(Dataset listings of figures)
▽

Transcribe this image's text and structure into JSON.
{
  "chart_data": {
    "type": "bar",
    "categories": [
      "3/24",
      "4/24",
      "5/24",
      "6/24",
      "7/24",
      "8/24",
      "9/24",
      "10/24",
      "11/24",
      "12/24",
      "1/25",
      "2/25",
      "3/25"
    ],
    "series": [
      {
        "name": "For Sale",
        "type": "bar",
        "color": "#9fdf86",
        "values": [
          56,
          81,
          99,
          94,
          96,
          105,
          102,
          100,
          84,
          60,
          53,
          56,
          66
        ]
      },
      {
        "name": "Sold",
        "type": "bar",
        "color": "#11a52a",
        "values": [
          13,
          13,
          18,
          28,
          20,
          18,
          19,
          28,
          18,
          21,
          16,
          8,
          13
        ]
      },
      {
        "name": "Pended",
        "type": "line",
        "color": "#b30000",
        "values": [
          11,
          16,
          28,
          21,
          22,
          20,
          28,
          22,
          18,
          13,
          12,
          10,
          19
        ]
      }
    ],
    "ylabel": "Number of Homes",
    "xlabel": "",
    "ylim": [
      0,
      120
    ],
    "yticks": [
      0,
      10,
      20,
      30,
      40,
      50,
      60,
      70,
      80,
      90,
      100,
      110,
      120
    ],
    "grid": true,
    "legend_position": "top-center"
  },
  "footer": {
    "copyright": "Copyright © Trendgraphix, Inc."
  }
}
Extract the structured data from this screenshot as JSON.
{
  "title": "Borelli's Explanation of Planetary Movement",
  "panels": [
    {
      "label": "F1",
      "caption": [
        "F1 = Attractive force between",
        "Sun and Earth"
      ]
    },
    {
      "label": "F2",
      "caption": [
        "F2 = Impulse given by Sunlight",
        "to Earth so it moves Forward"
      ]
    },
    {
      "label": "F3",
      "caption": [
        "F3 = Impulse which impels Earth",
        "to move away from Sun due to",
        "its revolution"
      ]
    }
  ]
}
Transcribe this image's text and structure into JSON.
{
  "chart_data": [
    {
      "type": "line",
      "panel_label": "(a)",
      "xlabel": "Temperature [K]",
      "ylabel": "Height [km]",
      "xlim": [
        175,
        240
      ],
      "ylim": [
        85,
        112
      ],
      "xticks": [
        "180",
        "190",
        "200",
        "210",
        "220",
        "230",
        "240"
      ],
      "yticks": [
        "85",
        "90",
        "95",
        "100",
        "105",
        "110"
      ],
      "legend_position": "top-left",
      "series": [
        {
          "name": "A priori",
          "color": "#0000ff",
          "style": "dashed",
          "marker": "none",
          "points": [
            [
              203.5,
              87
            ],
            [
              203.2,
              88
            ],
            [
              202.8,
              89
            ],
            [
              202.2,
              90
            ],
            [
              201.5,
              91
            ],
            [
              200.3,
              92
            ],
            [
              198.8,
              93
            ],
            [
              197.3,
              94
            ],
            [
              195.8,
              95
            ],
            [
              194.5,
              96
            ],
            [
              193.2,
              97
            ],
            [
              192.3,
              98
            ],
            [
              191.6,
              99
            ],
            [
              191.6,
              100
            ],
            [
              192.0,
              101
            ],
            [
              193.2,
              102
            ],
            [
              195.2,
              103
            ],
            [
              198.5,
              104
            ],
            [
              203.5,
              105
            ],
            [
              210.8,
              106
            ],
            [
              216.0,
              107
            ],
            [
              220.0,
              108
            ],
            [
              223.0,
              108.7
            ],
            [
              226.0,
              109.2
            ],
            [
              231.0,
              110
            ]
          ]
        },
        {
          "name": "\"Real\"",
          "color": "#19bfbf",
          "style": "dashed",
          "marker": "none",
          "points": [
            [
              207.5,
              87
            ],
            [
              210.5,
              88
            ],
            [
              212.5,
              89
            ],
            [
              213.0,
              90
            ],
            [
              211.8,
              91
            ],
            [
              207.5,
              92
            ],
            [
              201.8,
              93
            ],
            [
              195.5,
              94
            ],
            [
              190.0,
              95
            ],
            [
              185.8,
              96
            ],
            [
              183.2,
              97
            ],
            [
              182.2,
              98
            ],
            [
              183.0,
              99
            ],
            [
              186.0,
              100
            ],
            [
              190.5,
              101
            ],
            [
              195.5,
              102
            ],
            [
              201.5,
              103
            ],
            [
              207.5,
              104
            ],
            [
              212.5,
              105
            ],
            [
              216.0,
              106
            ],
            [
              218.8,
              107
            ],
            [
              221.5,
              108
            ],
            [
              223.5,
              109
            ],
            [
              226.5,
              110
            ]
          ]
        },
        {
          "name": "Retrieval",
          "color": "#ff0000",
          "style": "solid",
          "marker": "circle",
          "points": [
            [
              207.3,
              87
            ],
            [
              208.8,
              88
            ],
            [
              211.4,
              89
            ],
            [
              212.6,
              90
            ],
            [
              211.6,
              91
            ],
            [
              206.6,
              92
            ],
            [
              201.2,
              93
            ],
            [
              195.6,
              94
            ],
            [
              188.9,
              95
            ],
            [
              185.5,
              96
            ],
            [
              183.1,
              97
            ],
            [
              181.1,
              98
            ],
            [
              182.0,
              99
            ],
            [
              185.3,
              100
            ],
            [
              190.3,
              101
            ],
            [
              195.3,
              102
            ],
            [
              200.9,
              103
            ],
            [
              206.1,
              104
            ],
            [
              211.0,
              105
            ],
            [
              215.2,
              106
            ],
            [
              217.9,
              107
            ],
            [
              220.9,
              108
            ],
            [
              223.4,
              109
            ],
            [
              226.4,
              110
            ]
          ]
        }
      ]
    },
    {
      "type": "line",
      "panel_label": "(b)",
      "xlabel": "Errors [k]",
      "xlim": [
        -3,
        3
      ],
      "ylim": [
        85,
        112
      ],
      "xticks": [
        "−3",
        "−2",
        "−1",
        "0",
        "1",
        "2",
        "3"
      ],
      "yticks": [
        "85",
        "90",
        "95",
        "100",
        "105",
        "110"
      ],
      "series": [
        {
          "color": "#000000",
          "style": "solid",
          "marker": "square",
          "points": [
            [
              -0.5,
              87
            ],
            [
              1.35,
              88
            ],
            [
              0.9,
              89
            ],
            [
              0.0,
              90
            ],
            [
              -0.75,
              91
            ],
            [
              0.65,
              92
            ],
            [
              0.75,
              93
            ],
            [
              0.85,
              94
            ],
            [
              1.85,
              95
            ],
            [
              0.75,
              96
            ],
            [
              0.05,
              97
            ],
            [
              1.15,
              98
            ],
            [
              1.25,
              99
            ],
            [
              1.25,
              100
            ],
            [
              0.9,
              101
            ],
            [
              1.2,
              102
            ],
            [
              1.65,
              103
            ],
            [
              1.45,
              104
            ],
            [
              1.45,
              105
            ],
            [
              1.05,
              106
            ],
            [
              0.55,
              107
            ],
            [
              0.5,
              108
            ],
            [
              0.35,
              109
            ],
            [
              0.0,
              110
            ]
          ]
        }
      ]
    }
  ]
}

△

Pick out each line containing the string "color" and copy it.

        "color": "#9fdf86",
        "color": "#11a52a",
        "color": "#b30000",
          "color": "#0000ff",
          "color": "#19bfbf",
          "color": "#ff0000",
          "color": "#000000",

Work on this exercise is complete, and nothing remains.